[Entries from a visual dataset]
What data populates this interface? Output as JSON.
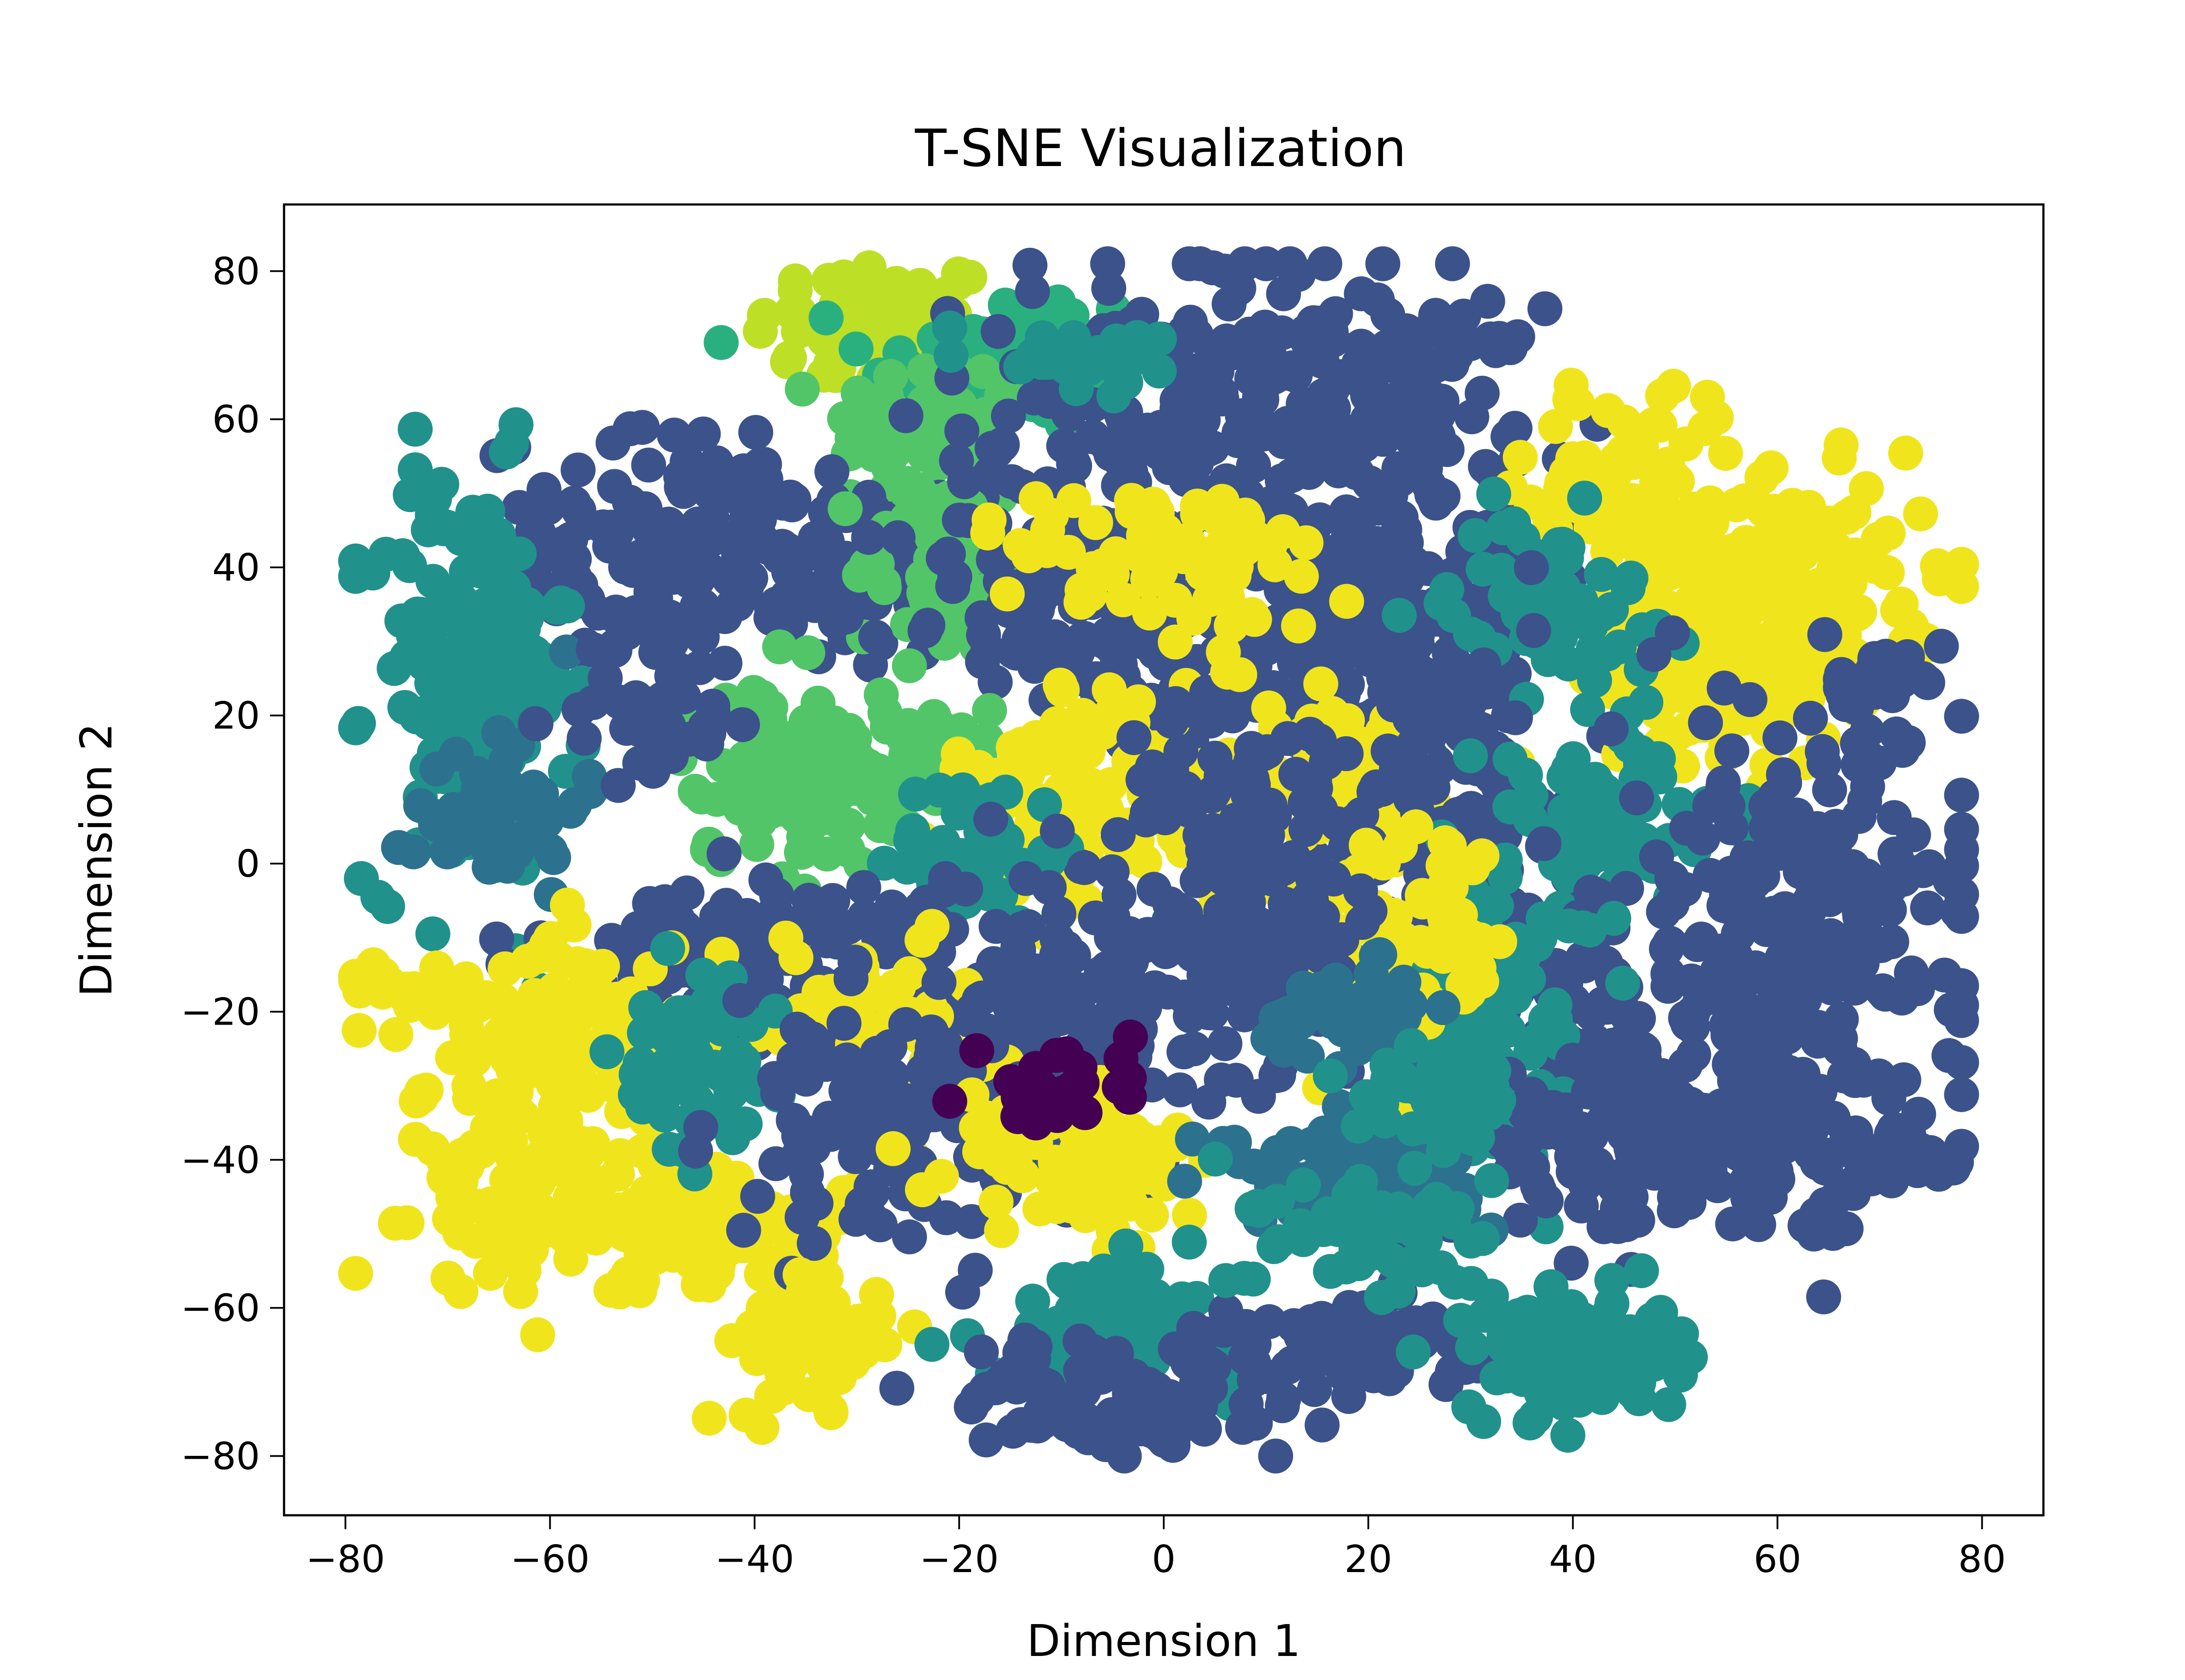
{
  "chart_data": {
    "type": "scatter",
    "title": "T-SNE Visualization",
    "xlabel": "Dimension 1",
    "ylabel": "Dimension 2",
    "xlim": [
      -86,
      86
    ],
    "ylim": [
      -88,
      89
    ],
    "xticks": [
      -80,
      -60,
      -40,
      -20,
      0,
      20,
      40,
      60,
      80
    ],
    "yticks": [
      -80,
      -60,
      -40,
      -20,
      0,
      20,
      40,
      60,
      80
    ],
    "xtick_labels": [
      "−80",
      "−60",
      "−40",
      "−20",
      "0",
      "20",
      "40",
      "60",
      "80"
    ],
    "ytick_labels": [
      "−80",
      "−60",
      "−40",
      "−20",
      "0",
      "20",
      "40",
      "60",
      "80"
    ],
    "grid": false,
    "legend": "none",
    "colormap": "viridis",
    "clusters": [
      {
        "cx": -28,
        "cy": 72,
        "sx": 6,
        "sy": 5,
        "n": 70,
        "color": "#bddf26"
      },
      {
        "cx": -15,
        "cy": 68,
        "sx": 7,
        "sy": 5,
        "n": 80,
        "color": "#2ab07f"
      },
      {
        "cx": -23,
        "cy": 58,
        "sx": 5,
        "sy": 6,
        "n": 60,
        "color": "#52c569"
      },
      {
        "cx": 5,
        "cy": 60,
        "sx": 12,
        "sy": 12,
        "n": 180,
        "color": "#3b528b"
      },
      {
        "cx": 20,
        "cy": 65,
        "sx": 8,
        "sy": 5,
        "n": 70,
        "color": "#3b528b"
      },
      {
        "cx": -47,
        "cy": 42,
        "sx": 10,
        "sy": 8,
        "n": 150,
        "color": "#3b528b"
      },
      {
        "cx": -30,
        "cy": 40,
        "sx": 6,
        "sy": 6,
        "n": 70,
        "color": "#3b528b"
      },
      {
        "cx": -68,
        "cy": 25,
        "sx": 5,
        "sy": 14,
        "n": 180,
        "color": "#21918c"
      },
      {
        "cx": -65,
        "cy": 8,
        "sx": 4,
        "sy": 6,
        "n": 50,
        "color": "#2c728e"
      },
      {
        "cx": -22,
        "cy": 40,
        "sx": 4,
        "sy": 6,
        "n": 60,
        "color": "#52c569"
      },
      {
        "cx": -10,
        "cy": 35,
        "sx": 8,
        "sy": 8,
        "n": 100,
        "color": "#3b528b"
      },
      {
        "cx": 12,
        "cy": 30,
        "sx": 10,
        "sy": 10,
        "n": 160,
        "color": "#3b528b"
      },
      {
        "cx": 27,
        "cy": 35,
        "sx": 7,
        "sy": 14,
        "n": 150,
        "color": "#3b528b"
      },
      {
        "cx": 46,
        "cy": 50,
        "sx": 5,
        "sy": 8,
        "n": 100,
        "color": "#f0e51c"
      },
      {
        "cx": 62,
        "cy": 38,
        "sx": 7,
        "sy": 7,
        "n": 130,
        "color": "#f0e51c"
      },
      {
        "cx": 55,
        "cy": 25,
        "sx": 6,
        "sy": 6,
        "n": 90,
        "color": "#f0e51c"
      },
      {
        "cx": 38,
        "cy": 35,
        "sx": 5,
        "sy": 6,
        "n": 70,
        "color": "#21918c"
      },
      {
        "cx": -38,
        "cy": 12,
        "sx": 5,
        "sy": 6,
        "n": 70,
        "color": "#52c569"
      },
      {
        "cx": -28,
        "cy": 12,
        "sx": 6,
        "sy": 6,
        "n": 90,
        "color": "#52c569"
      },
      {
        "cx": -5,
        "cy": 10,
        "sx": 8,
        "sy": 8,
        "n": 110,
        "color": "#f0e51c"
      },
      {
        "cx": 18,
        "cy": 10,
        "sx": 6,
        "sy": 6,
        "n": 80,
        "color": "#f0e51c"
      },
      {
        "cx": 8,
        "cy": 10,
        "sx": 6,
        "sy": 6,
        "n": 60,
        "color": "#3b528b"
      },
      {
        "cx": -18,
        "cy": 2,
        "sx": 4,
        "sy": 5,
        "n": 50,
        "color": "#21918c"
      },
      {
        "cx": 28,
        "cy": 5,
        "sx": 6,
        "sy": 12,
        "n": 110,
        "color": "#3b528b"
      },
      {
        "cx": 43,
        "cy": 5,
        "sx": 6,
        "sy": 6,
        "n": 80,
        "color": "#21918c"
      },
      {
        "cx": 62,
        "cy": -10,
        "sx": 9,
        "sy": 16,
        "n": 260,
        "color": "#3b528b"
      },
      {
        "cx": 42,
        "cy": -20,
        "sx": 4,
        "sy": 8,
        "n": 60,
        "color": "#3b528b"
      },
      {
        "cx": 33,
        "cy": -18,
        "sx": 5,
        "sy": 10,
        "n": 80,
        "color": "#21918c"
      },
      {
        "cx": 48,
        "cy": -38,
        "sx": 10,
        "sy": 6,
        "n": 170,
        "color": "#3b528b"
      },
      {
        "cx": 22,
        "cy": -12,
        "sx": 6,
        "sy": 8,
        "n": 90,
        "color": "#f0e51c"
      },
      {
        "cx": 10,
        "cy": -8,
        "sx": 6,
        "sy": 6,
        "n": 70,
        "color": "#3b528b"
      },
      {
        "cx": -8,
        "cy": -18,
        "sx": 10,
        "sy": 8,
        "n": 150,
        "color": "#3b528b"
      },
      {
        "cx": -40,
        "cy": -12,
        "sx": 10,
        "sy": 5,
        "n": 120,
        "color": "#3b528b"
      },
      {
        "cx": -28,
        "cy": -20,
        "sx": 5,
        "sy": 6,
        "n": 60,
        "color": "#f0e51c"
      },
      {
        "cx": -58,
        "cy": -25,
        "sx": 7,
        "sy": 8,
        "n": 120,
        "color": "#f0e51c"
      },
      {
        "cx": -73,
        "cy": -17,
        "sx": 4,
        "sy": 2,
        "n": 25,
        "color": "#f0e51c"
      },
      {
        "cx": -60,
        "cy": -45,
        "sx": 6,
        "sy": 7,
        "n": 100,
        "color": "#f0e51c"
      },
      {
        "cx": -44,
        "cy": -50,
        "sx": 7,
        "sy": 4,
        "n": 90,
        "color": "#f0e51c"
      },
      {
        "cx": -46,
        "cy": -28,
        "sx": 4,
        "sy": 6,
        "n": 60,
        "color": "#21918c"
      },
      {
        "cx": -25,
        "cy": -35,
        "sx": 9,
        "sy": 8,
        "n": 140,
        "color": "#3b528b"
      },
      {
        "cx": -8,
        "cy": -40,
        "sx": 6,
        "sy": 6,
        "n": 80,
        "color": "#f0e51c"
      },
      {
        "cx": -34,
        "cy": -65,
        "sx": 4,
        "sy": 5,
        "n": 60,
        "color": "#f0e51c"
      },
      {
        "cx": 18,
        "cy": -42,
        "sx": 6,
        "sy": 3,
        "n": 120,
        "color": "#2c728e"
      },
      {
        "cx": 18,
        "cy": -20,
        "sx": 4,
        "sy": 3,
        "n": 50,
        "color": "#2c728e"
      },
      {
        "cx": 28,
        "cy": -30,
        "sx": 4,
        "sy": 4,
        "n": 50,
        "color": "#21918c"
      },
      {
        "cx": -5,
        "cy": -62,
        "sx": 6,
        "sy": 4,
        "n": 80,
        "color": "#21918c"
      },
      {
        "cx": -5,
        "cy": -72,
        "sx": 8,
        "sy": 4,
        "n": 90,
        "color": "#3b528b"
      },
      {
        "cx": 18,
        "cy": -65,
        "sx": 6,
        "sy": 4,
        "n": 80,
        "color": "#3b528b"
      },
      {
        "cx": 40,
        "cy": -66,
        "sx": 5,
        "sy": 4,
        "n": 120,
        "color": "#21918c"
      },
      {
        "cx": 20,
        "cy": -50,
        "sx": 6,
        "sy": 5,
        "n": 60,
        "color": "#21918c"
      },
      {
        "cx": 72,
        "cy": -38,
        "sx": 3,
        "sy": 4,
        "n": 30,
        "color": "#3b528b"
      },
      {
        "cx": 70,
        "cy": 25,
        "sx": 3,
        "sy": 2,
        "n": 30,
        "color": "#3b528b"
      },
      {
        "cx": -8,
        "cy": 68,
        "sx": 4,
        "sy": 2,
        "n": 25,
        "color": "#21918c"
      },
      {
        "cx": -10,
        "cy": -30,
        "sx": 4,
        "sy": 4,
        "n": 30,
        "color": "#440154"
      },
      {
        "cx": 2,
        "cy": 40,
        "sx": 8,
        "sy": 6,
        "n": 80,
        "color": "#f0e51c"
      },
      {
        "cx": -50,
        "cy": 20,
        "sx": 4,
        "sy": 5,
        "n": 40,
        "color": "#3b528b"
      }
    ]
  }
}
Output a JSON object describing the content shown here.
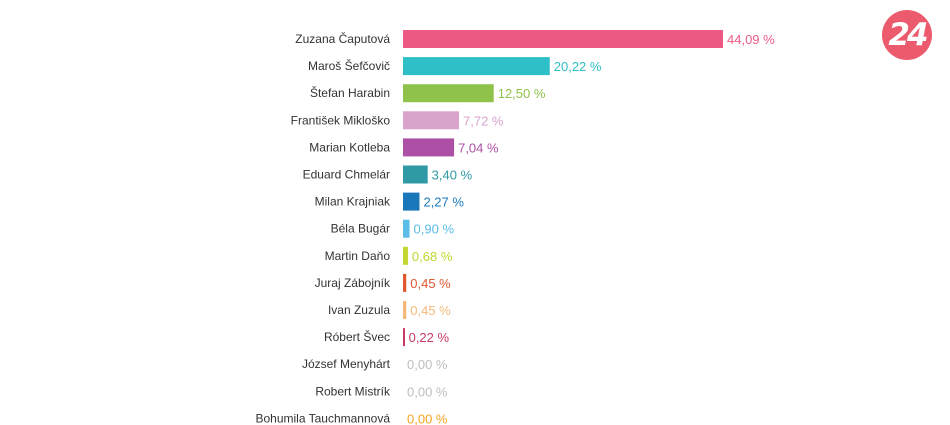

→ What the task asks
Find every line in the records above that holds the word "JSON", and copy each one.

→ Answer to the exercise
What data populates this interface? Output as JSON.
Output a JSON object describing the content shown here.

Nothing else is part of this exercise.